[START OF Input records]
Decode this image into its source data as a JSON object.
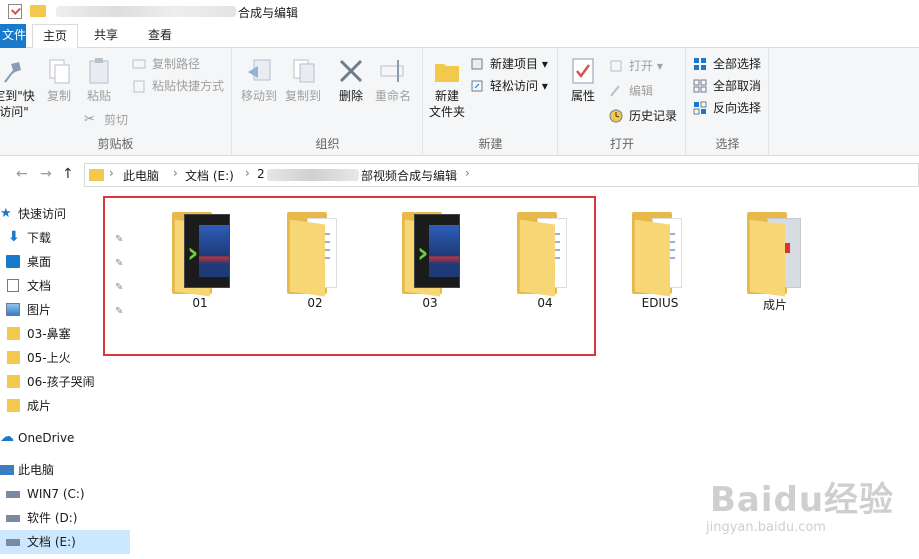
{
  "window": {
    "title": "合成与编辑"
  },
  "tabs": {
    "file": "文件",
    "home": "主页",
    "share": "共享",
    "view": "查看"
  },
  "ribbon": {
    "clipboard": {
      "pin": "固定到\"快速访问\"",
      "pin_line1": "定到\"快",
      "pin_line2": "访问\"",
      "copy": "复制",
      "paste": "粘贴",
      "copy_path": "复制路径",
      "paste_shortcut": "粘贴快捷方式",
      "cut": "剪切",
      "label": "剪贴板"
    },
    "organize": {
      "move_to": "移动到",
      "copy_to": "复制到",
      "delete": "删除",
      "rename": "重命名",
      "label": "组织"
    },
    "new": {
      "new_folder_line1": "新建",
      "new_folder_line2": "文件夹",
      "new_item": "新建项目",
      "easy_access": "轻松访问",
      "label": "新建"
    },
    "open": {
      "properties": "属性",
      "open": "打开",
      "edit": "编辑",
      "history": "历史记录",
      "label": "打开"
    },
    "select": {
      "select_all": "全部选择",
      "select_none": "全部取消",
      "invert": "反向选择",
      "label": "选择"
    }
  },
  "address": {
    "crumbs": [
      "此电脑",
      "文档 (E:)",
      "2",
      "部视频合成与编辑"
    ]
  },
  "nav": {
    "quick_access": "快速访问",
    "items": [
      "下载",
      "桌面",
      "文档",
      "图片",
      "03-鼻塞",
      "05-上火",
      "06-孩子哭闹",
      "成片"
    ],
    "onedrive": "OneDrive",
    "this_pc": "此电脑",
    "drives": [
      "WIN7 (C:)",
      "软件 (D:)",
      "文档 (E:)"
    ]
  },
  "files": [
    {
      "name": "01",
      "kind": "video"
    },
    {
      "name": "02",
      "kind": "docs"
    },
    {
      "name": "03",
      "kind": "video"
    },
    {
      "name": "04",
      "kind": "docs"
    },
    {
      "name": "EDIUS",
      "kind": "docs"
    },
    {
      "name": "成片",
      "kind": "red"
    }
  ],
  "watermark": {
    "brand": "Baidu经验",
    "url": "jingyan.baidu.com"
  },
  "colors": {
    "accent": "#1979ca",
    "highlight": "#d9373b",
    "folder": "#f7d675",
    "selection": "#cce8ff"
  }
}
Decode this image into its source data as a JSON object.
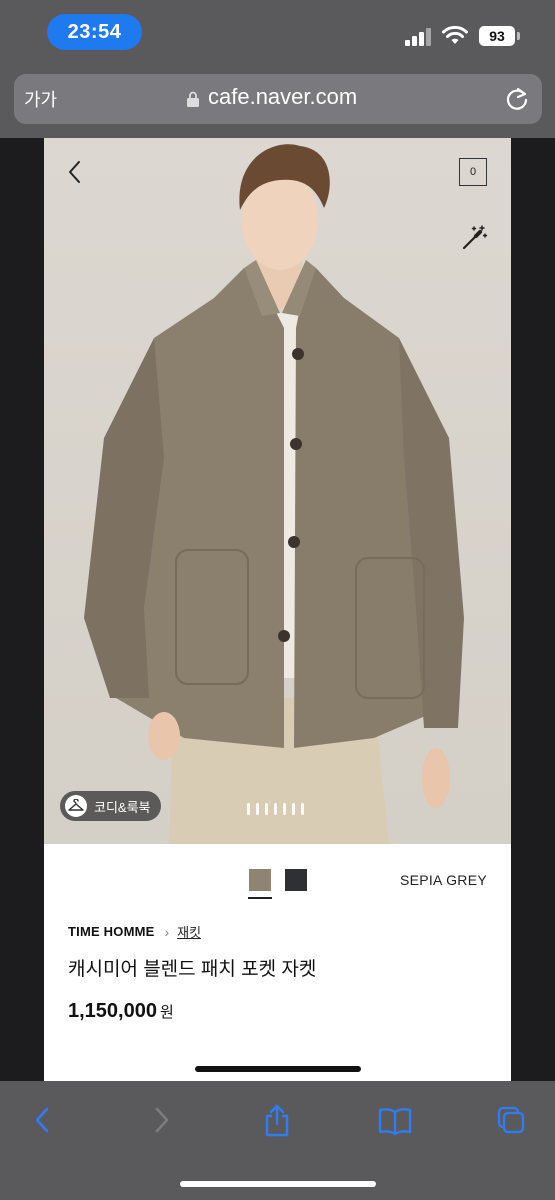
{
  "status_bar": {
    "time": "23:54",
    "battery": "93"
  },
  "browser": {
    "text_size_label": "가가",
    "url": "cafe.naver.com"
  },
  "product": {
    "cart_count": "0",
    "coordination_label": "코디&룩북",
    "color_name": "SEPIA GREY",
    "swatches": [
      "#8f8372",
      "#2e3034"
    ],
    "brand": "TIME HOMME",
    "category": "재킷",
    "title": "캐시미어 블렌드 패치 포켓 자켓",
    "price": "1,150,000",
    "currency": "원"
  },
  "colors": {
    "accent": "#1f7af0",
    "toolbar": "#5a5a5c"
  }
}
[END OF Input records]
Direction
Restate the data above word for word. Skip every picture.

Answer to this task
Decode this image into its source data as a JSON object.
{
  "window": {
    "title": "合成与编辑"
  },
  "tabs": {
    "file": "文件",
    "home": "主页",
    "share": "共享",
    "view": "查看"
  },
  "ribbon": {
    "clipboard": {
      "pin": "固定到\"快速访问\"",
      "pin_line1": "定到\"快",
      "pin_line2": "访问\"",
      "copy": "复制",
      "paste": "粘贴",
      "copy_path": "复制路径",
      "paste_shortcut": "粘贴快捷方式",
      "cut": "剪切",
      "label": "剪贴板"
    },
    "organize": {
      "move_to": "移动到",
      "copy_to": "复制到",
      "delete": "删除",
      "rename": "重命名",
      "label": "组织"
    },
    "new": {
      "new_folder_line1": "新建",
      "new_folder_line2": "文件夹",
      "new_item": "新建项目",
      "easy_access": "轻松访问",
      "label": "新建"
    },
    "open": {
      "properties": "属性",
      "open": "打开",
      "edit": "编辑",
      "history": "历史记录",
      "label": "打开"
    },
    "select": {
      "select_all": "全部选择",
      "select_none": "全部取消",
      "invert": "反向选择",
      "label": "选择"
    }
  },
  "address": {
    "crumbs": [
      "此电脑",
      "文档 (E:)",
      "2",
      "部视频合成与编辑"
    ]
  },
  "nav": {
    "quick_access": "快速访问",
    "items": [
      "下载",
      "桌面",
      "文档",
      "图片",
      "03-鼻塞",
      "05-上火",
      "06-孩子哭闹",
      "成片"
    ],
    "onedrive": "OneDrive",
    "this_pc": "此电脑",
    "drives": [
      "WIN7 (C:)",
      "软件 (D:)",
      "文档 (E:)"
    ]
  },
  "files": [
    {
      "name": "01",
      "kind": "video"
    },
    {
      "name": "02",
      "kind": "docs"
    },
    {
      "name": "03",
      "kind": "video"
    },
    {
      "name": "04",
      "kind": "docs"
    },
    {
      "name": "EDIUS",
      "kind": "docs"
    },
    {
      "name": "成片",
      "kind": "red"
    }
  ],
  "watermark": {
    "brand": "Baidu经验",
    "url": "jingyan.baidu.com"
  },
  "colors": {
    "accent": "#1979ca",
    "highlight": "#d9373b",
    "folder": "#f7d675",
    "selection": "#cce8ff"
  }
}
Decode this image into its source data as a JSON object.
{
  "status_bar": {
    "time": "23:54",
    "battery": "93"
  },
  "browser": {
    "text_size_label": "가가",
    "url": "cafe.naver.com"
  },
  "product": {
    "cart_count": "0",
    "coordination_label": "코디&룩북",
    "color_name": "SEPIA GREY",
    "swatches": [
      "#8f8372",
      "#2e3034"
    ],
    "brand": "TIME HOMME",
    "category": "재킷",
    "title": "캐시미어 블렌드 패치 포켓 자켓",
    "price": "1,150,000",
    "currency": "원"
  },
  "colors": {
    "accent": "#1f7af0",
    "toolbar": "#5a5a5c"
  }
}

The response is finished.